--- begin Provided information ---

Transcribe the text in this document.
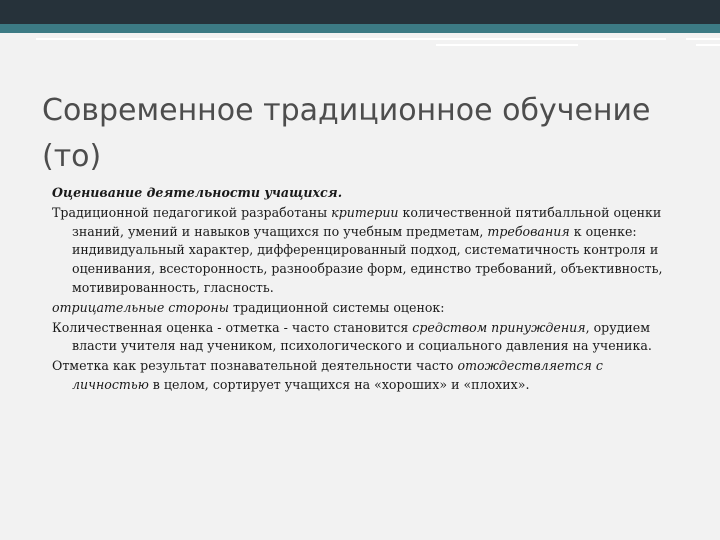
Современное традиционное обучение (то)

Оценивание деятельности учащихся.

Традиционной педагогикой разработаны критерии количественной пятибалльной оценки знаний, умений и навыков учащихся по учебным предметам, требования к оценке: индивидуальный характер, дифференцированный подход, систематичность контроля и оценивания, всесторонность, разнообразие форм, единство требований, объективность, мотивированность, гласность.

отрицательные стороны традиционной системы оценок:

Количественная оценка - отметка - часто становится средством принуждения, орудием власти учителя над учеником, психологического и социального давления на ученика.

Отметка как результат познавательной деятельности часто отождествляется с личностью в целом, сортирует учащихся на «хороших» и «плохих».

--- end Provided information ---

Retype all the records shown above, character for character. Omit every picture.

**Response to this exercise**:
Transcribe the text in this document.
Современное традиционное обучение (то)

Оценивание деятельности учащихся.

Традиционной педагогикой разработаны критерии количественной пятибалльной оценки знаний, умений и навыков учащихся по учебным предметам, требования к оценке: индивидуальный характер, дифференцированный подход, систематичность контроля и оценивания, всесторонность, разнообразие форм, единство требований, объективность, мотивированность, гласность.

отрицательные стороны традиционной системы оценок:

Количественная оценка - отметка - часто становится средством принуждения, орудием власти учителя над учеником, психологического и социального давления на ученика.

Отметка как результат познавательной деятельности часто отождествляется с личностью в целом, сортирует учащихся на «хороших» и «плохих».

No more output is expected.